_Input records_
+++
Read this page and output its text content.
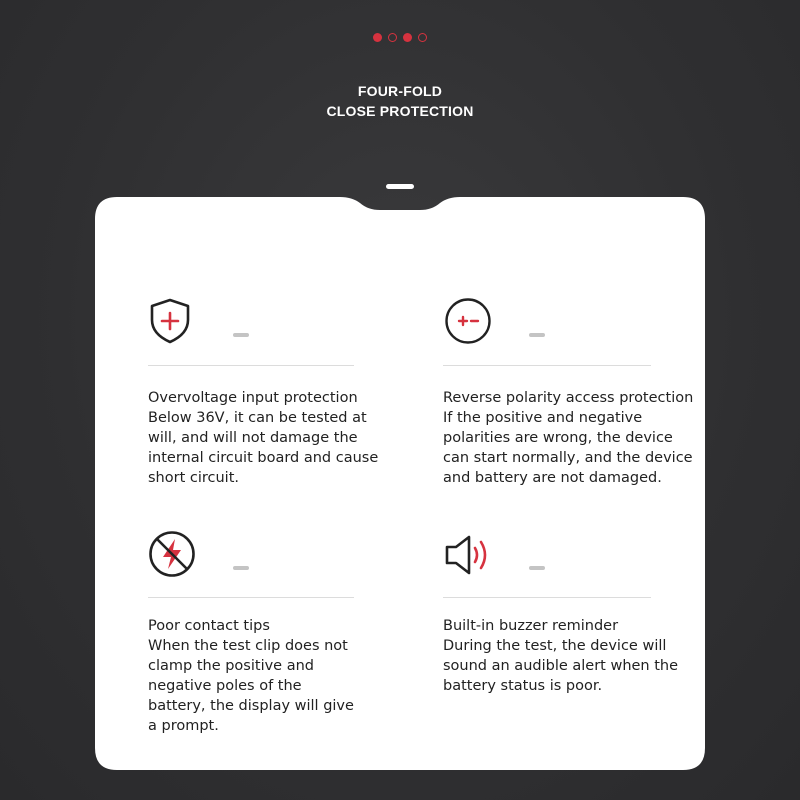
FOUR-FOLD
CLOSE PROTECTION
Overvoltage input protection
Below 36V, it can be tested at will, and will not damage the internal circuit board and cause short circuit.
Reverse polarity access protection
If the positive and negative polarities are wrong, the device can start normally, and the device and battery are not damaged.
Poor contact tips
When the test clip does not clamp the positive and negative poles of the battery, the display will give a prompt.
Built-in buzzer reminder
During the test, the device will sound an audible alert when the battery status is poor.
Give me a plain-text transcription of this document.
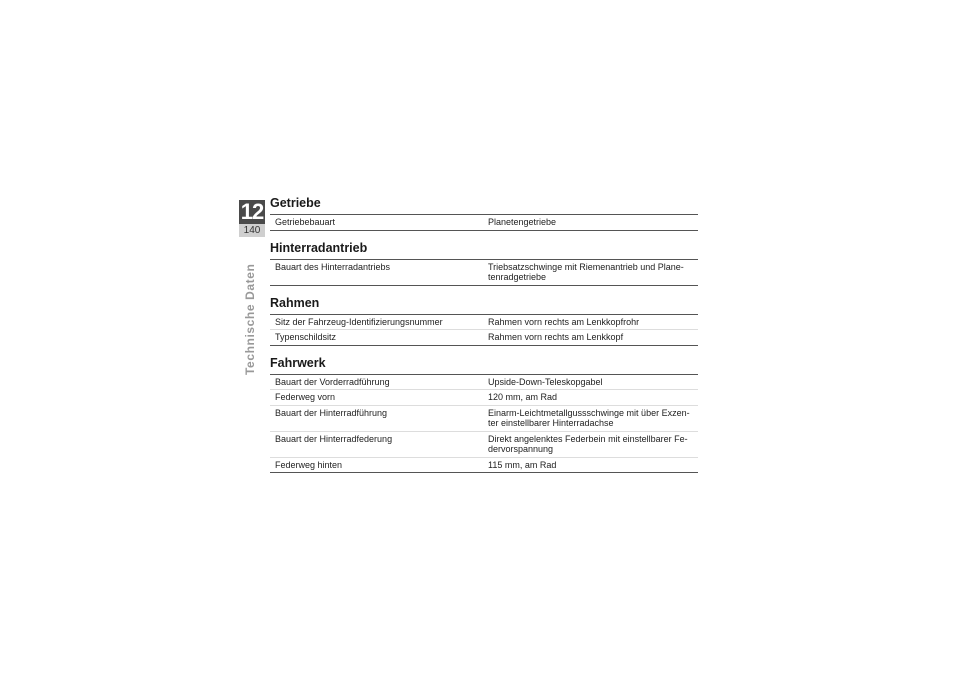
12
140
Technische Daten
Getriebe
Getriebebauart	Planetengetriebe
Hinterradantrieb
Bauart des Hinterradantriebs	Triebsatzschwinge mit Riemenantrieb und Plane-
tenradgetriebe
Rahmen
Sitz der Fahrzeug-Identifizierungsnummer	Rahmen vorn rechts am Lenkkopfrohr
Typenschildsitz	Rahmen vorn rechts am Lenkkopf
Fahrwerk
Bauart der Vorderradführung	Upside-Down-Teleskopgabel
Federweg vorn	120 mm, am Rad
Bauart der Hinterradführung	Einarm-Leichtmetallgussschwinge mit über Exzen-
ter einstellbarer Hinterradachse
Bauart der Hinterradfederung	Direkt angelenktes Federbein mit einstellbarer Fe-
dervorspannung
Federweg hinten	115 mm, am Rad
+++
_Your task_
Take the records above and transcribe them exactly, dropping every picture.

_Expected output_
Read this page and output its text content.
FOUR-FOLD
CLOSE PROTECTION
Overvoltage input protection
Below 36V, it can be tested at will, and will not damage the internal circuit board and cause short circuit.
Reverse polarity access protection
If the positive and negative polarities are wrong, the device can start normally, and the device and battery are not damaged.
Poor contact tips
When the test clip does not clamp the positive and negative poles of the battery, the display will give a prompt.
Built-in buzzer reminder
During the test, the device will sound an audible alert when the battery status is poor.
Give me a plain-text transcription of this document.
12
140
Technische Daten
Getriebe
Getriebebauart	Planetengetriebe
Hinterradantrieb
Bauart des Hinterradantriebs	Triebsatzschwinge mit Riemenantrieb und Plane-
tenradgetriebe
Rahmen
Sitz der Fahrzeug-Identifizierungsnummer	Rahmen vorn rechts am Lenkkopfrohr
Typenschildsitz	Rahmen vorn rechts am Lenkkopf
Fahrwerk
Bauart der Vorderradführung	Upside-Down-Teleskopgabel
Federweg vorn	120 mm, am Rad
Bauart der Hinterradführung	Einarm-Leichtmetallgussschwinge mit über Exzen-
ter einstellbarer Hinterradachse
Bauart der Hinterradfederung	Direkt angelenktes Federbein mit einstellbarer Fe-
dervorspannung
Federweg hinten	115 mm, am Rad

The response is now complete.